## ROWS
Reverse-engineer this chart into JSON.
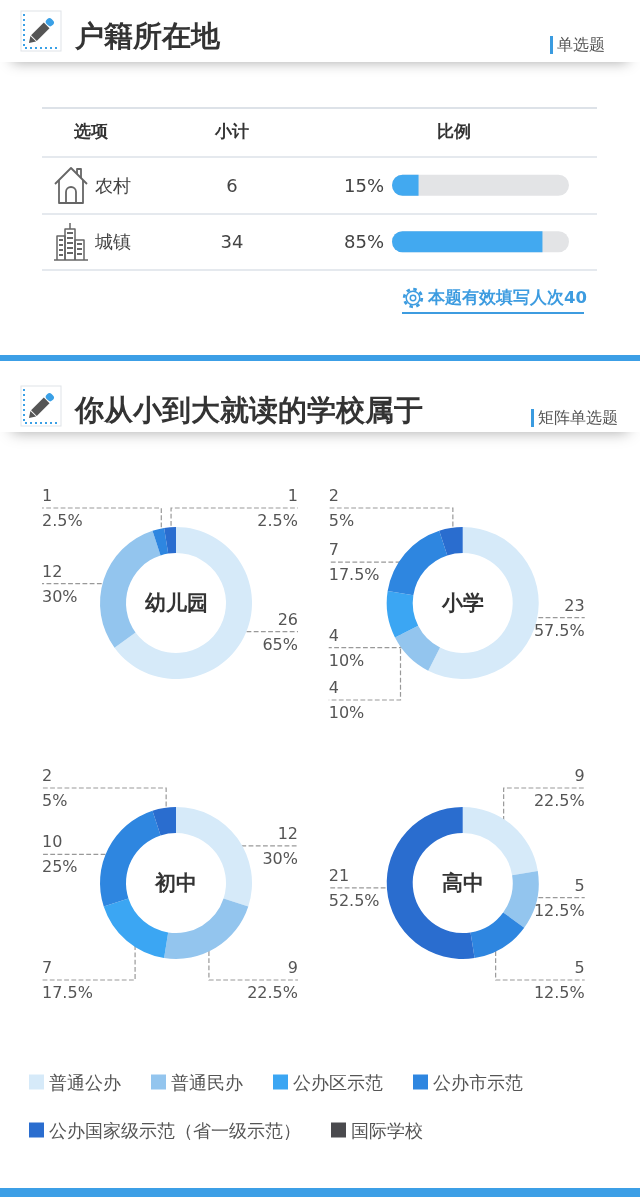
{
  "chart_data": [
    {
      "type": "bar",
      "orientation": "horizontal",
      "title": "户籍所在地",
      "subtitle": "单选题",
      "ylabel": "选项",
      "xlabel": "比例",
      "categories": [
        "农村",
        "城镇"
      ],
      "values": [
        15,
        85
      ],
      "value_labels": [
        "15%",
        "85%"
      ],
      "color": "#42a9f0",
      "xlim": [
        0,
        100
      ],
      "tick_labels": "y",
      "grid": "y",
      "annotations": [
        "小计",
        "6",
        "34",
        "本题有效填写人次40"
      ]
    },
    {
      "type": "donut",
      "title": "你从小到大就读的学校属于",
      "subtitle": "矩阵单选题",
      "categories": [
        "普通公办",
        "普通民办",
        "公办区示范",
        "公办市示范",
        "公办国家级示范（省一级示范）",
        "国际学校"
      ],
      "colors": [
        "#d6eaf9",
        "#93c5ee",
        "#3ba6f3",
        "#2e86e0",
        "#2a6dcf",
        "#4a4a4e"
      ],
      "legend": "bottom",
      "series": [
        {
          "name": "幼儿园",
          "values": [
            26,
            12,
            0,
            1,
            1,
            0
          ],
          "value_labels": [
            "26\n65%",
            "12\n30%",
            null,
            "1\n2.5%",
            "1\n2.5%",
            null
          ]
        },
        {
          "name": "小学",
          "values": [
            23,
            4,
            4,
            7,
            2,
            0
          ],
          "value_labels": [
            "23\n57.5%",
            "4\n10%",
            "4\n10%",
            "7\n17.5%",
            "2\n5%",
            null
          ]
        },
        {
          "name": "初中",
          "values": [
            12,
            9,
            7,
            10,
            2,
            0
          ],
          "value_labels": [
            "12\n30%",
            "9\n22.5%",
            "7\n17.5%",
            "10\n25%",
            "2\n5%",
            null
          ]
        },
        {
          "name": "高中",
          "values": [
            9,
            5,
            0,
            5,
            21,
            0
          ],
          "value_labels": [
            "9\n22.5%",
            "5\n12.5%",
            null,
            "5\n12.5%",
            "21\n52.5%",
            null
          ]
        }
      ]
    }
  ]
}
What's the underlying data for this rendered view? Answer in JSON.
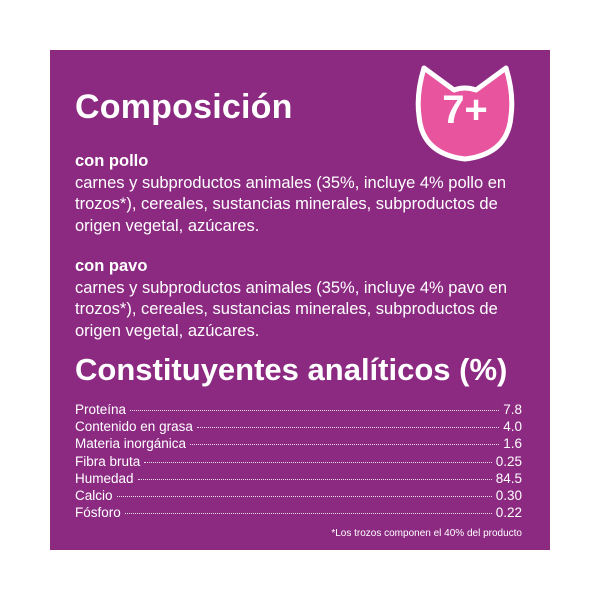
{
  "colors": {
    "panel_background": "#8c2a82",
    "badge_fill": "#e8559e",
    "badge_outline": "#ffffff",
    "text": "#ffffff"
  },
  "composition": {
    "title": "Composición",
    "sections": [
      {
        "subhead": "con pollo",
        "body": "carnes y subproductos animales (35%, incluye 4% pollo en trozos*), cereales, sustancias minerales, subproductos de origen vegetal, azúcares."
      },
      {
        "subhead": "con pavo",
        "body": "carnes y subproductos animales (35%, incluye 4% pavo en trozos*), cereales, sustancias minerales, subproductos de origen vegetal, azúcares."
      }
    ]
  },
  "badge": {
    "icon": "cat-head-icon",
    "label": "7+"
  },
  "analytics": {
    "title": "Constituyentes analíticos (%)",
    "rows": [
      {
        "label": "Proteína",
        "value": "7.8"
      },
      {
        "label": "Contenido en grasa",
        "value": "4.0"
      },
      {
        "label": "Materia inorgánica",
        "value": "1.6"
      },
      {
        "label": "Fibra bruta",
        "value": "0.25"
      },
      {
        "label": "Humedad",
        "value": "84.5"
      },
      {
        "label": "Calcio",
        "value": "0.30"
      },
      {
        "label": "Fósforo",
        "value": "0.22"
      }
    ],
    "footnote": "*Los trozos componen el 40% del producto"
  }
}
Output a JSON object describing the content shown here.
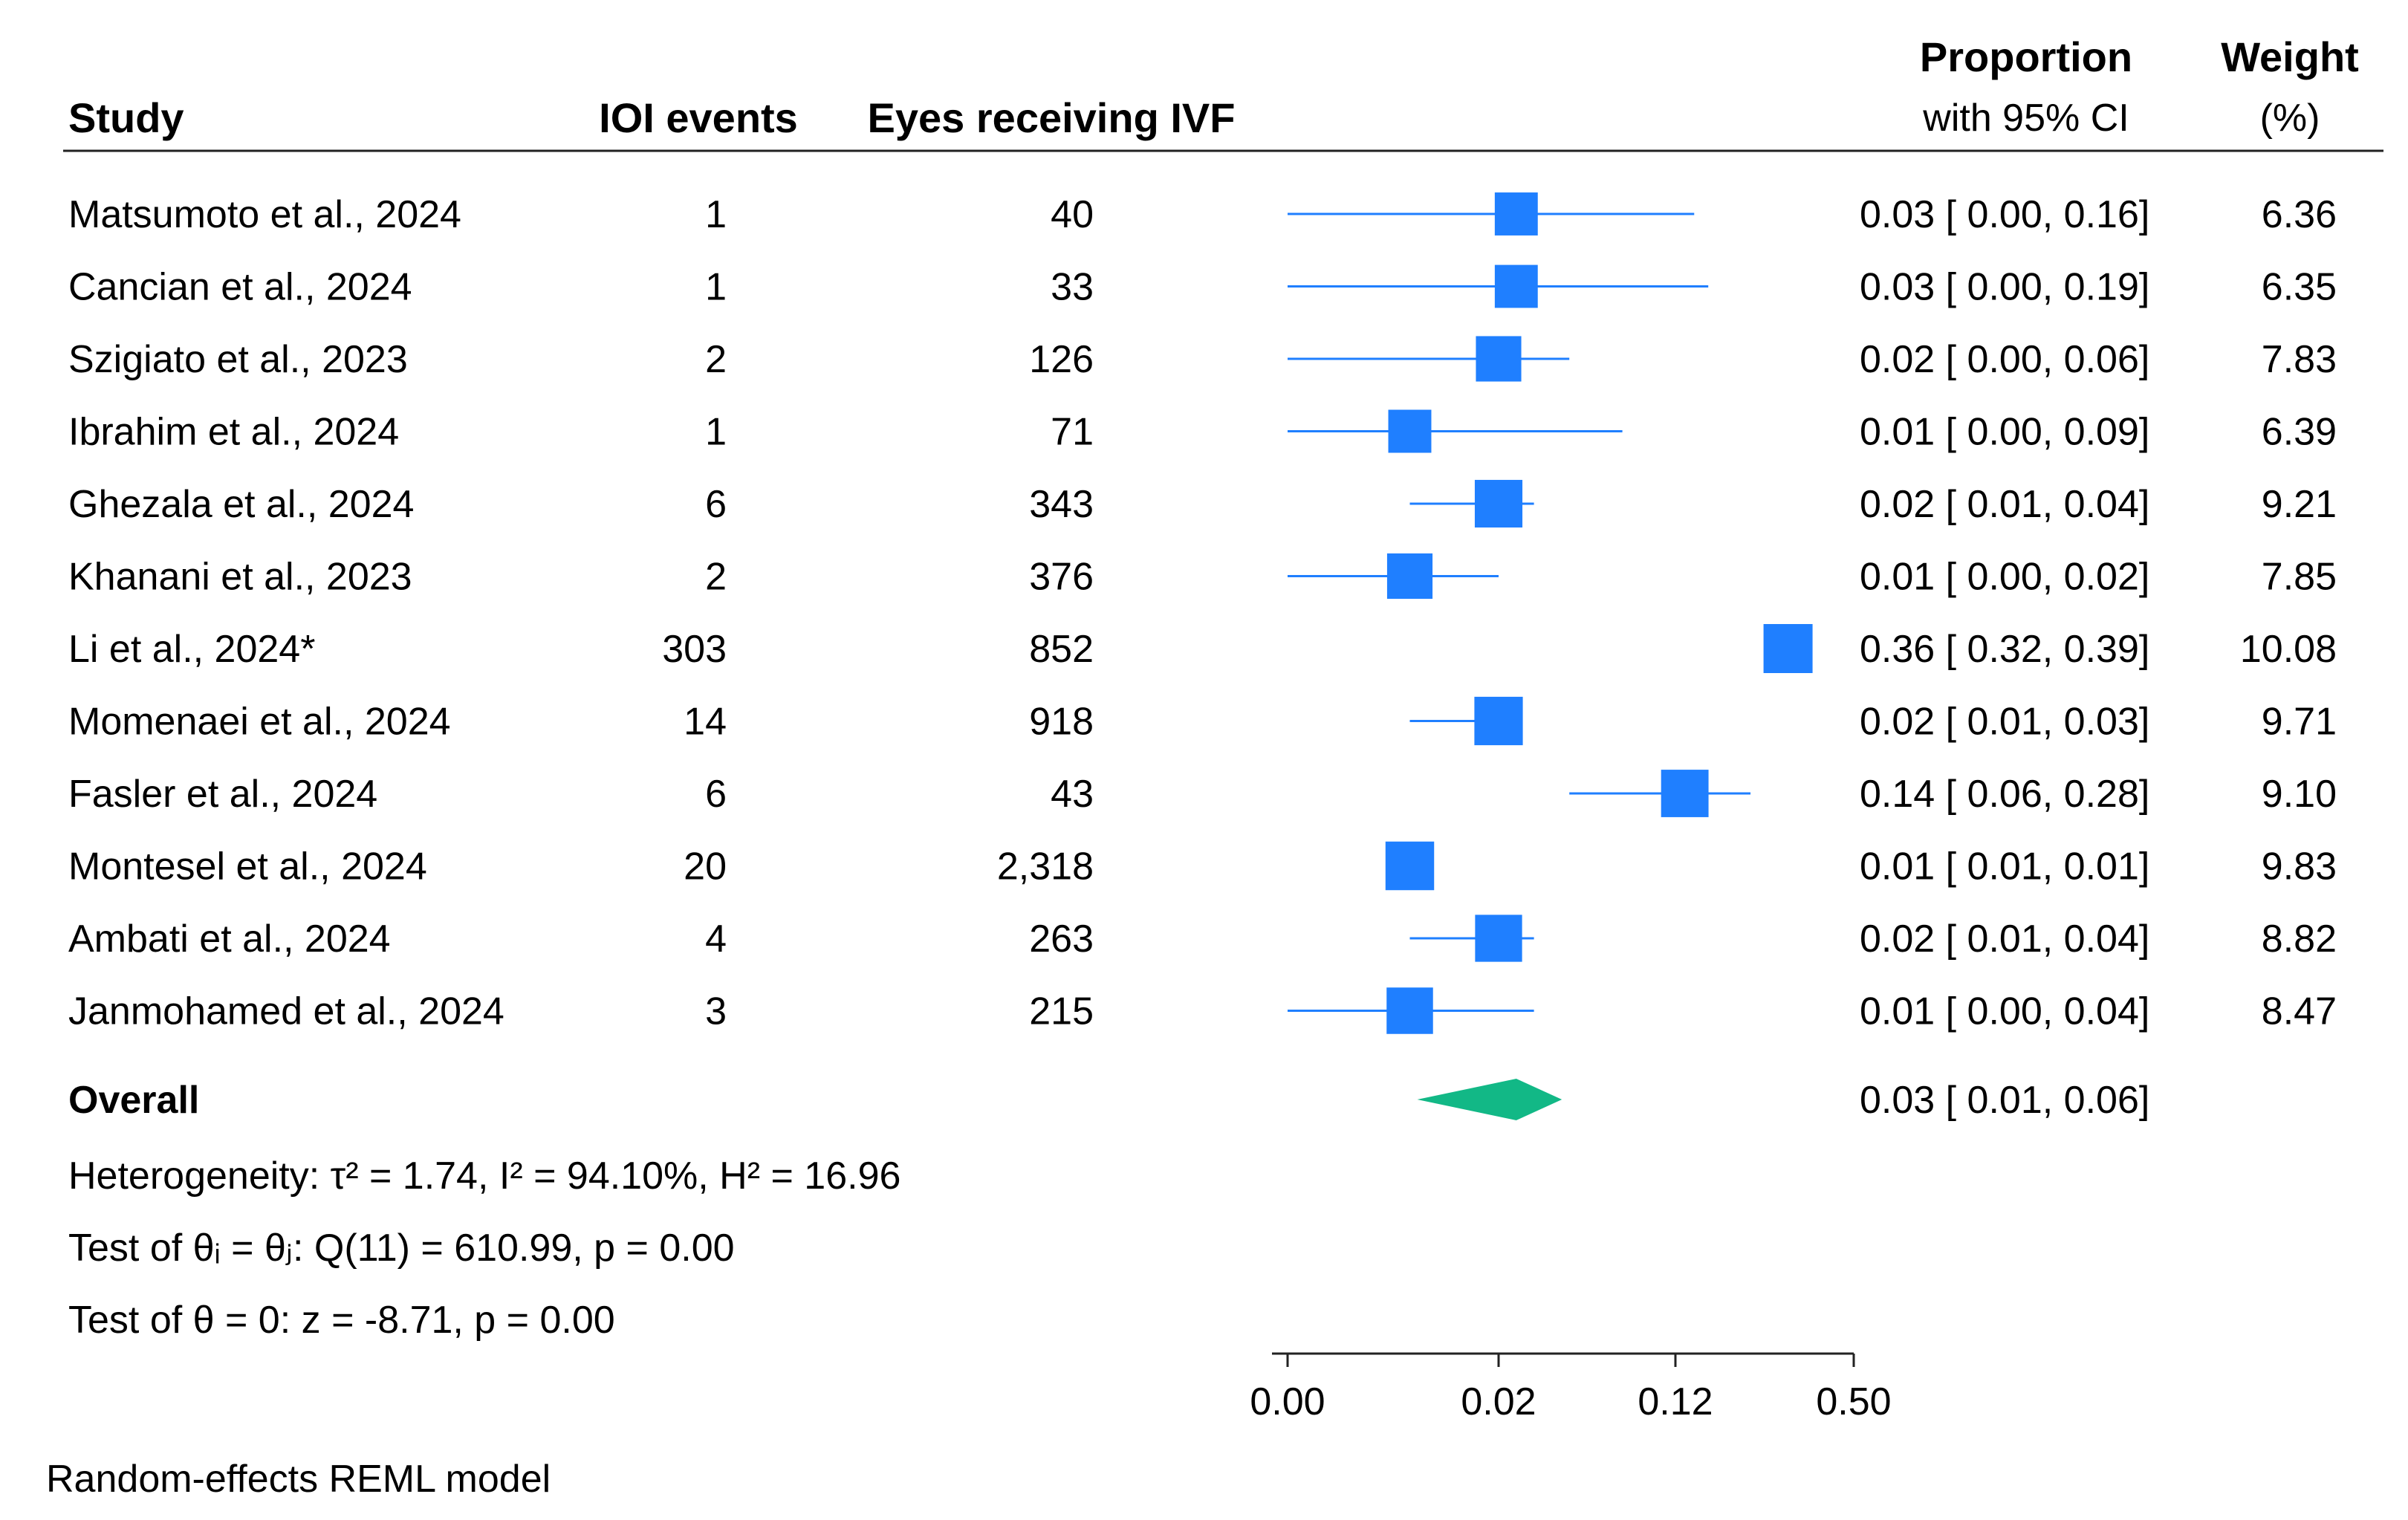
{
  "chart_data": {
    "type": "forest",
    "title": "",
    "x_scale": "logit",
    "xlim": [
      0.0,
      0.5
    ],
    "columns": {
      "study": "Study",
      "events": "IOI events",
      "eyes": "Eyes receiving IVF",
      "proportion_line1": "Proportion",
      "proportion_line2": "with 95% CI",
      "weight_line1": "Weight",
      "weight_line2": "(%)"
    },
    "studies": [
      {
        "name": "Matsumoto et al., 2024",
        "events": "1",
        "eyes": "40",
        "proportion": 0.03,
        "ci_low": 0.0,
        "ci_high": 0.16,
        "ci_text": "0.03 [ 0.00,  0.16]",
        "weight": "6.36"
      },
      {
        "name": "Cancian et al., 2024",
        "events": "1",
        "eyes": "33",
        "proportion": 0.03,
        "ci_low": 0.0,
        "ci_high": 0.19,
        "ci_text": "0.03 [ 0.00,  0.19]",
        "weight": "6.35"
      },
      {
        "name": "Szigiato et al., 2023",
        "events": "2",
        "eyes": "126",
        "proportion": 0.02,
        "ci_low": 0.0,
        "ci_high": 0.06,
        "ci_text": "0.02 [ 0.00,  0.06]",
        "weight": "7.83"
      },
      {
        "name": "Ibrahim et al., 2024",
        "events": "1",
        "eyes": "71",
        "proportion": 0.01,
        "ci_low": 0.0,
        "ci_high": 0.09,
        "ci_text": "0.01 [ 0.00,  0.09]",
        "weight": "6.39"
      },
      {
        "name": "Ghezala et al., 2024",
        "events": "6",
        "eyes": "343",
        "proportion": 0.02,
        "ci_low": 0.01,
        "ci_high": 0.04,
        "ci_text": "0.02 [ 0.01,  0.04]",
        "weight": "9.21"
      },
      {
        "name": "Khanani et al., 2023",
        "events": "2",
        "eyes": "376",
        "proportion": 0.01,
        "ci_low": 0.0,
        "ci_high": 0.02,
        "ci_text": "0.01 [ 0.00,  0.02]",
        "weight": "7.85"
      },
      {
        "name": "Li et al., 2024*",
        "events": "303",
        "eyes": "852",
        "proportion": 0.36,
        "ci_low": 0.32,
        "ci_high": 0.39,
        "ci_text": "0.36 [ 0.32,  0.39]",
        "weight": "10.08"
      },
      {
        "name": "Momenaei et al., 2024",
        "events": "14",
        "eyes": "918",
        "proportion": 0.02,
        "ci_low": 0.01,
        "ci_high": 0.03,
        "ci_text": "0.02 [ 0.01,  0.03]",
        "weight": "9.71"
      },
      {
        "name": "Fasler et al., 2024",
        "events": "6",
        "eyes": "43",
        "proportion": 0.14,
        "ci_low": 0.06,
        "ci_high": 0.28,
        "ci_text": "0.14 [ 0.06,  0.28]",
        "weight": "9.10"
      },
      {
        "name": "Montesel et al., 2024",
        "events": "20",
        "eyes": "2,318",
        "proportion": 0.01,
        "ci_low": 0.01,
        "ci_high": 0.01,
        "ci_text": "0.01 [ 0.01,  0.01]",
        "weight": "9.83"
      },
      {
        "name": "Ambati et al., 2024",
        "events": "4",
        "eyes": "263",
        "proportion": 0.02,
        "ci_low": 0.01,
        "ci_high": 0.04,
        "ci_text": "0.02 [ 0.01,  0.04]",
        "weight": "8.82"
      },
      {
        "name": "Janmohamed et al., 2024",
        "events": "3",
        "eyes": "215",
        "proportion": 0.01,
        "ci_low": 0.0,
        "ci_high": 0.04,
        "ci_text": "0.01 [ 0.00,  0.04]",
        "weight": "8.47"
      }
    ],
    "overall": {
      "label": "Overall",
      "proportion": 0.03,
      "ci_low": 0.01,
      "ci_high": 0.06,
      "ci_text": "0.03 [ 0.01,  0.06]"
    },
    "notes": {
      "heterogeneity": "Heterogeneity: τ² = 1.74, I² = 94.10%, H² = 16.96",
      "test_equal": "Test of θᵢ = θⱼ: Q(11) = 610.99, p = 0.00",
      "test_zero": "Test of θ = 0: z = -8.71, p = 0.00"
    },
    "x_ticks": [
      {
        "label": "0.00",
        "value": 0.0
      },
      {
        "label": "0.02",
        "value": 0.02
      },
      {
        "label": "0.12",
        "value": 0.12
      },
      {
        "label": "0.50",
        "value": 0.5
      }
    ],
    "footnote": "Random-effects REML model",
    "colors": {
      "marker": "#1f7fff",
      "diamond": "#12b886",
      "text": "#111111",
      "rule": "#222222"
    }
  }
}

## STATED TASK
Copy all lines above containing the string "cereales".

## RESULT
        "body": "carnes y subproductos animales (35%, incluye 4% pollo en trozos*), cereales, sustancias minerales, subproductos de origen vegetal, azúcares."
        "body": "carnes y subproductos animales (35%, incluye 4% pavo en trozos*), cereales, sustancias minerales, subproductos de origen vegetal, azúcares."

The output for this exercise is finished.